*Goal*:
Write out the records that appear below, verbatim and complete, but without pictures.

*Data for processing*:

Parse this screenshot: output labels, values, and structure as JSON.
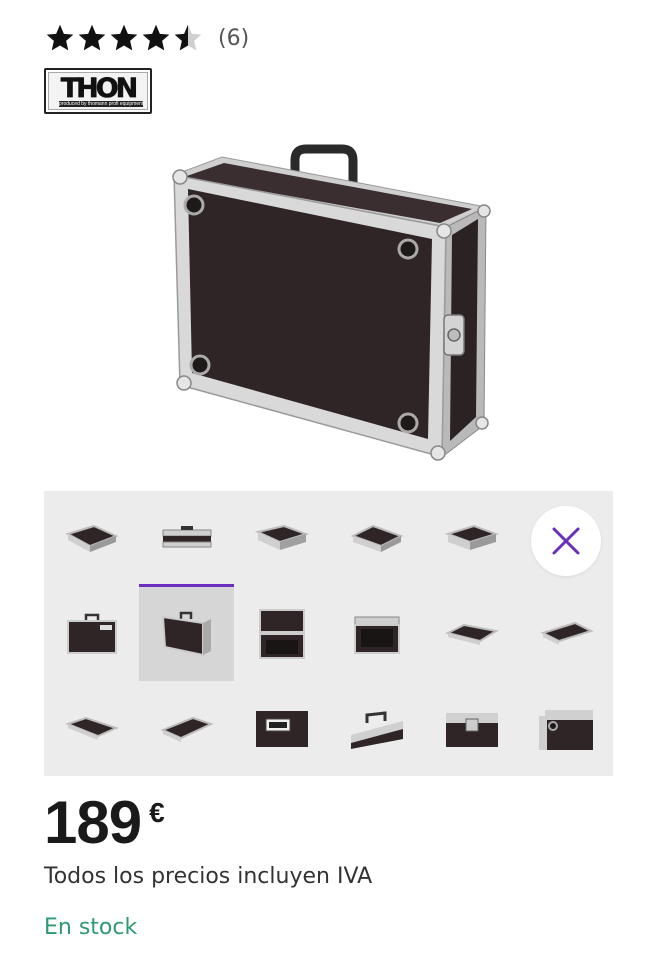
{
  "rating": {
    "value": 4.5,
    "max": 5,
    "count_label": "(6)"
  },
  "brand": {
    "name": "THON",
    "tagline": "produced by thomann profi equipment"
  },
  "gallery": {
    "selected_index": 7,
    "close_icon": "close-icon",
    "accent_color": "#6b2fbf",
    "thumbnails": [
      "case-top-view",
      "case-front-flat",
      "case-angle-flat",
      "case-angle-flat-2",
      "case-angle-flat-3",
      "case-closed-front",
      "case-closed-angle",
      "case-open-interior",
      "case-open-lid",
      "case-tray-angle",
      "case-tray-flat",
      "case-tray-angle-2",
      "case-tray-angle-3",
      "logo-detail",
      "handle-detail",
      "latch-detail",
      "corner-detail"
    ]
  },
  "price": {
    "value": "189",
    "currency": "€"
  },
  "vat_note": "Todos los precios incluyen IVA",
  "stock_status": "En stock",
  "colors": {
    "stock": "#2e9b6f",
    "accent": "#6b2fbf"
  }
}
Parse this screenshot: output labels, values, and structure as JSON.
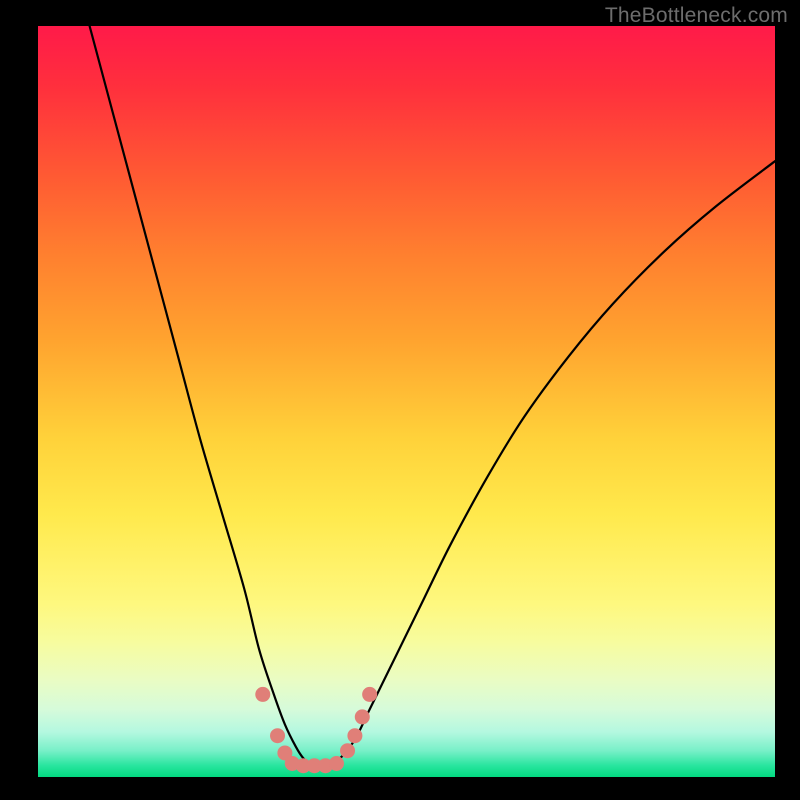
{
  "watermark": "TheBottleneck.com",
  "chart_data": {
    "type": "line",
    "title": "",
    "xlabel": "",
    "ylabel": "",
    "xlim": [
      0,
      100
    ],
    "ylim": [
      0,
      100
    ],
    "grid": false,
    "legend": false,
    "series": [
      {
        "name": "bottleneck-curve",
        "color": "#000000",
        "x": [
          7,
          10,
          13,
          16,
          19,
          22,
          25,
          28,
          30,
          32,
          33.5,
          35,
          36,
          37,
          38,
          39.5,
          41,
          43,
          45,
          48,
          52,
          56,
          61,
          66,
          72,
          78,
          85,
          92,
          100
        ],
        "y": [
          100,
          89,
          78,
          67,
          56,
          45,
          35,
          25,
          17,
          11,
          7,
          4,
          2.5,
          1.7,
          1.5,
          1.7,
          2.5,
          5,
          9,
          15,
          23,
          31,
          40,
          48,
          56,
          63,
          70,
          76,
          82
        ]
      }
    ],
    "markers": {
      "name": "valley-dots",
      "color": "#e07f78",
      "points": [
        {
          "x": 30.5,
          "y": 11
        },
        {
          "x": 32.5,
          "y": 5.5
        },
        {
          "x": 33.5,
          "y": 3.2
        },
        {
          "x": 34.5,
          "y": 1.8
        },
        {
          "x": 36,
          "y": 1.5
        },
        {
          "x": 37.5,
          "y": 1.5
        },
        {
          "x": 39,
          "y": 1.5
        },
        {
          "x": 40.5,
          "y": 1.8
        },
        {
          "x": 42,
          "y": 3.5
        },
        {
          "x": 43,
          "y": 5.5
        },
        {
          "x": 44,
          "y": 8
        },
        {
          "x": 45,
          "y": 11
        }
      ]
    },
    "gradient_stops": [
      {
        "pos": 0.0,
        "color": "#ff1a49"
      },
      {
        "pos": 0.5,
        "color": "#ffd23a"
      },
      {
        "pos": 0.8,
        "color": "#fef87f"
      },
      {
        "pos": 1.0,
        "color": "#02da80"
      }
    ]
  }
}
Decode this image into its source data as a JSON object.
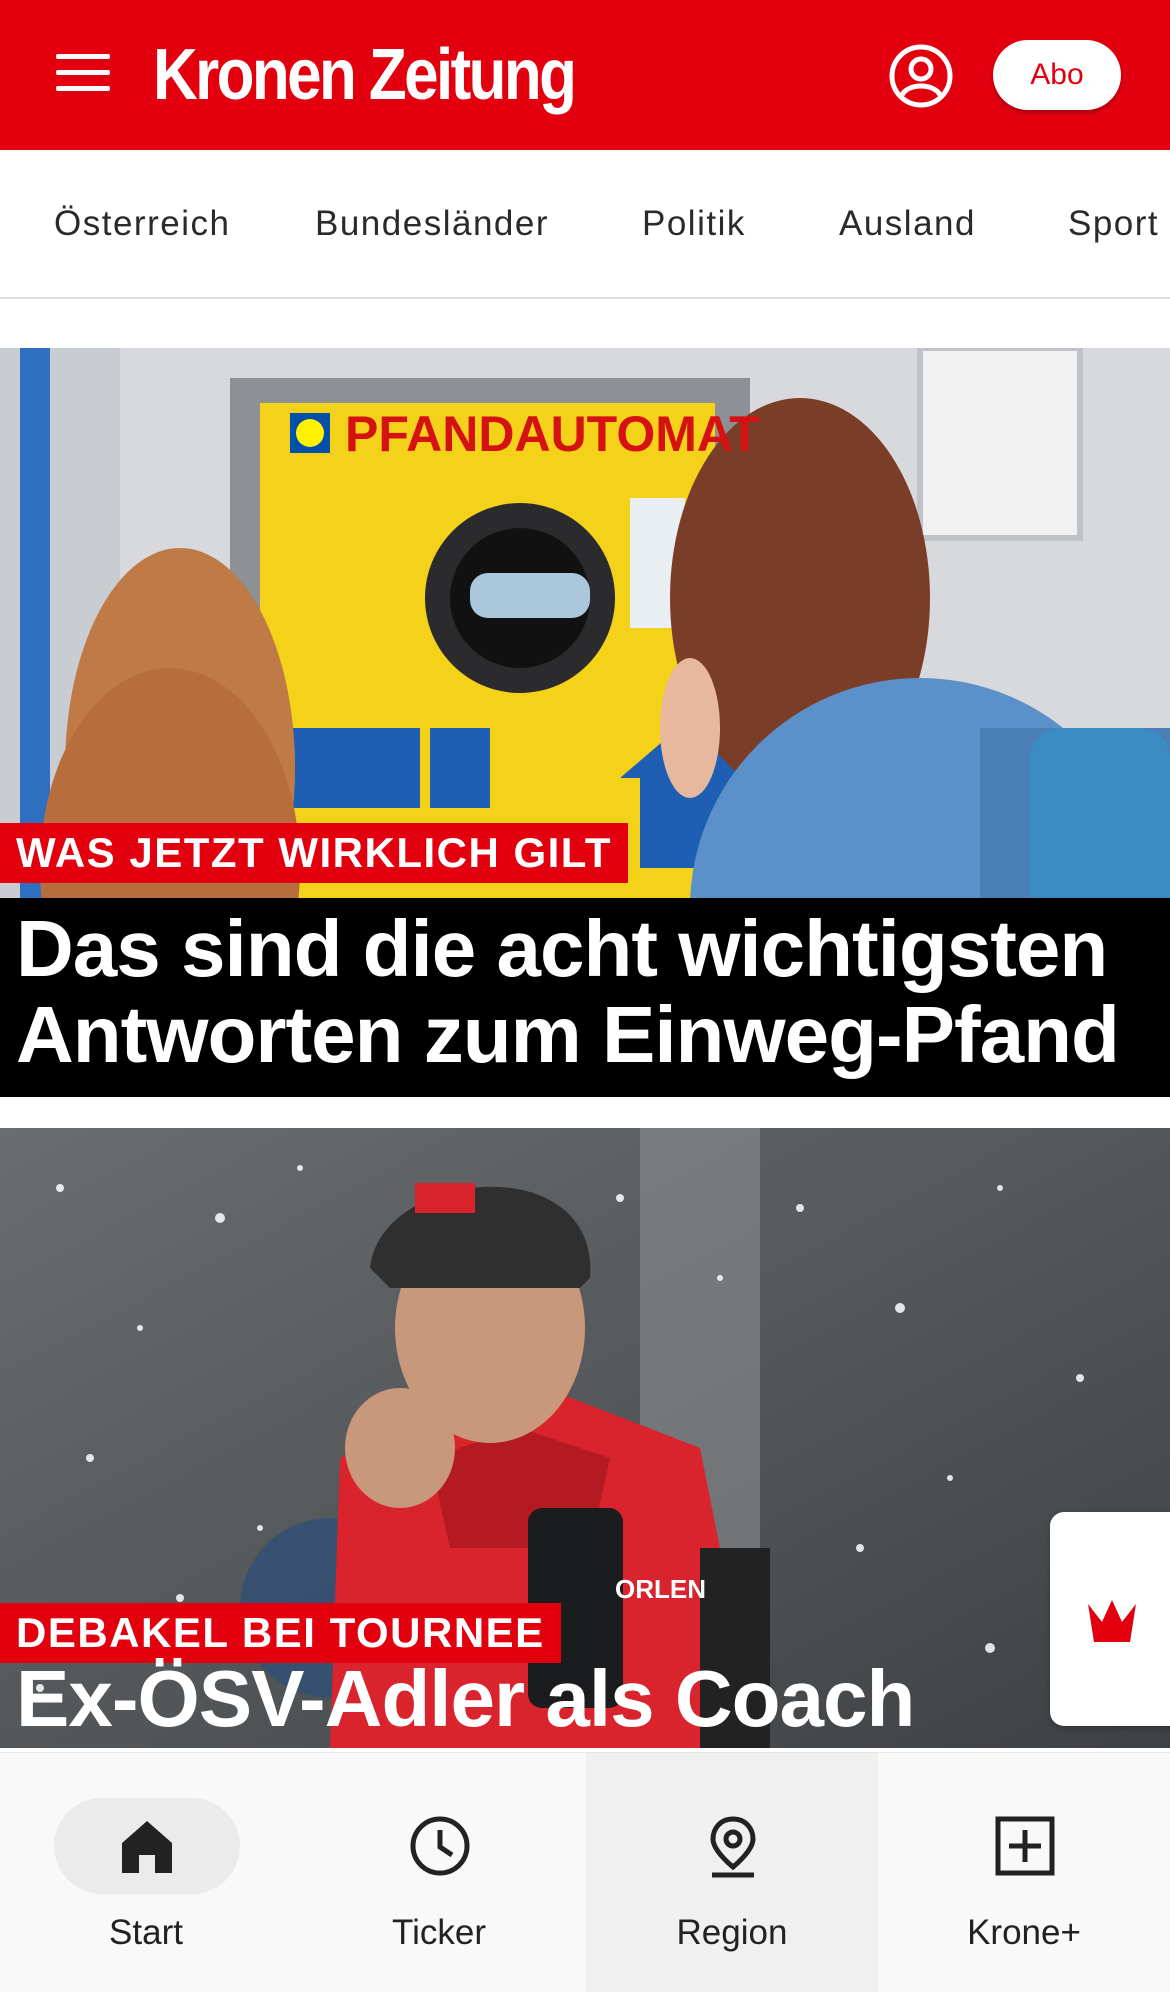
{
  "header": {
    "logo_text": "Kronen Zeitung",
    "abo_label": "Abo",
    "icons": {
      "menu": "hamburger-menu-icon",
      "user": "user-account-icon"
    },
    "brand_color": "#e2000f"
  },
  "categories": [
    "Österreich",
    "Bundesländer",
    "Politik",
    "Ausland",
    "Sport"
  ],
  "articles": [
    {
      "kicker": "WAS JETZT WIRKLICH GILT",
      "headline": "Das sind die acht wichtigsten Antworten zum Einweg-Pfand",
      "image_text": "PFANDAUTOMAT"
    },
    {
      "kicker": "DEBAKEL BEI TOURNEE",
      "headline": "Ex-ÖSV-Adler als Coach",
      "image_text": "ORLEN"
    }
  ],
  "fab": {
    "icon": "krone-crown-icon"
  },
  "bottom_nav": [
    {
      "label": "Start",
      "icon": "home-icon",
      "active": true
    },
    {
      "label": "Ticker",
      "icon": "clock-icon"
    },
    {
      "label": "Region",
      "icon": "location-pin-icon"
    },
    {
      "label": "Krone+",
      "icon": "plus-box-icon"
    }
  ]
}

*Correct response*:
Parse this screenshot: output labels, values, and structure as JSON.
{
  "rating": {
    "value": 4.5,
    "max": 5,
    "count_label": "(6)"
  },
  "brand": {
    "name": "THON",
    "tagline": "produced by thomann profi equipment"
  },
  "gallery": {
    "selected_index": 7,
    "close_icon": "close-icon",
    "accent_color": "#6b2fbf",
    "thumbnails": [
      "case-top-view",
      "case-front-flat",
      "case-angle-flat",
      "case-angle-flat-2",
      "case-angle-flat-3",
      "case-closed-front",
      "case-closed-angle",
      "case-open-interior",
      "case-open-lid",
      "case-tray-angle",
      "case-tray-flat",
      "case-tray-angle-2",
      "case-tray-angle-3",
      "logo-detail",
      "handle-detail",
      "latch-detail",
      "corner-detail"
    ]
  },
  "price": {
    "value": "189",
    "currency": "€"
  },
  "vat_note": "Todos los precios incluyen IVA",
  "stock_status": "En stock",
  "colors": {
    "stock": "#2e9b6f",
    "accent": "#6b2fbf"
  }
}
Parse this screenshot: output labels, values, and structure as JSON.
{
  "watermark": "TheBottleneck.com",
  "chart_data": {
    "type": "line",
    "title": "",
    "xlabel": "",
    "ylabel": "",
    "xlim": [
      0,
      100
    ],
    "ylim": [
      0,
      100
    ],
    "grid": false,
    "legend": false,
    "series": [
      {
        "name": "bottleneck-curve",
        "color": "#000000",
        "x": [
          7,
          10,
          13,
          16,
          19,
          22,
          25,
          28,
          30,
          32,
          33.5,
          35,
          36,
          37,
          38,
          39.5,
          41,
          43,
          45,
          48,
          52,
          56,
          61,
          66,
          72,
          78,
          85,
          92,
          100
        ],
        "y": [
          100,
          89,
          78,
          67,
          56,
          45,
          35,
          25,
          17,
          11,
          7,
          4,
          2.5,
          1.7,
          1.5,
          1.7,
          2.5,
          5,
          9,
          15,
          23,
          31,
          40,
          48,
          56,
          63,
          70,
          76,
          82
        ]
      }
    ],
    "markers": {
      "name": "valley-dots",
      "color": "#e07f78",
      "points": [
        {
          "x": 30.5,
          "y": 11
        },
        {
          "x": 32.5,
          "y": 5.5
        },
        {
          "x": 33.5,
          "y": 3.2
        },
        {
          "x": 34.5,
          "y": 1.8
        },
        {
          "x": 36,
          "y": 1.5
        },
        {
          "x": 37.5,
          "y": 1.5
        },
        {
          "x": 39,
          "y": 1.5
        },
        {
          "x": 40.5,
          "y": 1.8
        },
        {
          "x": 42,
          "y": 3.5
        },
        {
          "x": 43,
          "y": 5.5
        },
        {
          "x": 44,
          "y": 8
        },
        {
          "x": 45,
          "y": 11
        }
      ]
    },
    "gradient_stops": [
      {
        "pos": 0.0,
        "color": "#ff1a49"
      },
      {
        "pos": 0.5,
        "color": "#ffd23a"
      },
      {
        "pos": 0.8,
        "color": "#fef87f"
      },
      {
        "pos": 1.0,
        "color": "#02da80"
      }
    ]
  }
}
Decode this image into its source data as a JSON object.
{
  "header": {
    "logo_text": "Kronen Zeitung",
    "abo_label": "Abo",
    "icons": {
      "menu": "hamburger-menu-icon",
      "user": "user-account-icon"
    },
    "brand_color": "#e2000f"
  },
  "categories": [
    "Österreich",
    "Bundesländer",
    "Politik",
    "Ausland",
    "Sport"
  ],
  "articles": [
    {
      "kicker": "WAS JETZT WIRKLICH GILT",
      "headline": "Das sind die acht wichtigsten Antworten zum Einweg-Pfand",
      "image_text": "PFANDAUTOMAT"
    },
    {
      "kicker": "DEBAKEL BEI TOURNEE",
      "headline": "Ex-ÖSV-Adler als Coach",
      "image_text": "ORLEN"
    }
  ],
  "fab": {
    "icon": "krone-crown-icon"
  },
  "bottom_nav": [
    {
      "label": "Start",
      "icon": "home-icon",
      "active": true
    },
    {
      "label": "Ticker",
      "icon": "clock-icon"
    },
    {
      "label": "Region",
      "icon": "location-pin-icon"
    },
    {
      "label": "Krone+",
      "icon": "plus-box-icon"
    }
  ]
}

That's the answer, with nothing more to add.